*TO BE DONE*:
Everything from the line containing "Enumerate this screenshot's" to the last line of the records must be returned verbatim; nothing else belongs in the output.

*EXCERPTED RECORDS*:

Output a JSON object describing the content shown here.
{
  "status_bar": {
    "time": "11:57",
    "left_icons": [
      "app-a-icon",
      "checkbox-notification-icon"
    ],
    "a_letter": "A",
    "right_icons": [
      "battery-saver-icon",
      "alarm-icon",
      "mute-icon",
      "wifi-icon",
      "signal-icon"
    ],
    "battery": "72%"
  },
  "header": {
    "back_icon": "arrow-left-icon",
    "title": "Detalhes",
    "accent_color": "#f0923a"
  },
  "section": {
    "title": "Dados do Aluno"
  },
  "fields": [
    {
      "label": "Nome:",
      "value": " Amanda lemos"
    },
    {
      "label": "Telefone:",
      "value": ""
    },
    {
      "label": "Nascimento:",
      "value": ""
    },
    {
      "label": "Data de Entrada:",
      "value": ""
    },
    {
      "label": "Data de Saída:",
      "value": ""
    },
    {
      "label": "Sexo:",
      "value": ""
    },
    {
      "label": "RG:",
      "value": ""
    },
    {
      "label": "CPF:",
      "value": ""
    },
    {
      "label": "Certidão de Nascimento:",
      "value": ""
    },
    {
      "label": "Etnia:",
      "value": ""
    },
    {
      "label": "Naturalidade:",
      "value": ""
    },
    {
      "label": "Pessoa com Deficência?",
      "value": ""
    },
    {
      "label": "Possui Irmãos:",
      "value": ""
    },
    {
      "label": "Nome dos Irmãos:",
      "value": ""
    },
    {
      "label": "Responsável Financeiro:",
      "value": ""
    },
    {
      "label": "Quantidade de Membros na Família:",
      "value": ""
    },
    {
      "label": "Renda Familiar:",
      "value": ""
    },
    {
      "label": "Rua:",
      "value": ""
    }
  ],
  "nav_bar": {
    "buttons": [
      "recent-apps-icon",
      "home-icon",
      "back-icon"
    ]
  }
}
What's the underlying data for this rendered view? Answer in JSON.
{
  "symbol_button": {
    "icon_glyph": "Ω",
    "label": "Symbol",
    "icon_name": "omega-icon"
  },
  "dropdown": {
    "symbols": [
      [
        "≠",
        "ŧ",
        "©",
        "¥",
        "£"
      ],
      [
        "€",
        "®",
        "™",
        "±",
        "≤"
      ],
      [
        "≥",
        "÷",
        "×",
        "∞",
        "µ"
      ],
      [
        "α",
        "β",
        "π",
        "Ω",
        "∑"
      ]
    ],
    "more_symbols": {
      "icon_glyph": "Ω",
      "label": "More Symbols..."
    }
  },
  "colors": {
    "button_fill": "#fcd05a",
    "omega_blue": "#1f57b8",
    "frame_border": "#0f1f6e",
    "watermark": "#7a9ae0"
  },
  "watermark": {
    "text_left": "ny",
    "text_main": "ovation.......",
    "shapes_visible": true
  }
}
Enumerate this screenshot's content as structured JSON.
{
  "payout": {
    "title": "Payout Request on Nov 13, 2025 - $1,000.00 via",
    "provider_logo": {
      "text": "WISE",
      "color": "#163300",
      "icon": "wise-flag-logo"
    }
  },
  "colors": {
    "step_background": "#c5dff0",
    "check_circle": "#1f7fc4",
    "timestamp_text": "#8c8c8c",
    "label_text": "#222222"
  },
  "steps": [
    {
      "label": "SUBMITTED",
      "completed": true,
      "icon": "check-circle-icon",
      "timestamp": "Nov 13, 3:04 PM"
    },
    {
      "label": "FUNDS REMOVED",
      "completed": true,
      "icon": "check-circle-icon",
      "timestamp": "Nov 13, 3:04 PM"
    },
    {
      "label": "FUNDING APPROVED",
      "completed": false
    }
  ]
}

*WRITTEN ANSWER*:
Enumerate this screenshot's content as structured JSON.
{
  "payout": {
    "title": "Payout Request on Nov 13, 2025 - $1,000.00 via",
    "provider_logo": {
      "text": "WISE",
      "color": "#163300",
      "icon": "wise-flag-logo"
    }
  },
  "colors": {
    "step_background": "#c5dff0",
    "check_circle": "#1f7fc4",
    "timestamp_text": "#8c8c8c",
    "label_text": "#222222"
  },
  "steps": [
    {
      "label": "SUBMITTED",
      "completed": true,
      "icon": "check-circle-icon",
      "timestamp": "Nov 13, 3:04 PM"
    },
    {
      "label": "FUNDS REMOVED",
      "completed": true,
      "icon": "check-circle-icon",
      "timestamp": "Nov 13, 3:04 PM"
    },
    {
      "label": "FUNDING APPROVED",
      "completed": false
    }
  ]
}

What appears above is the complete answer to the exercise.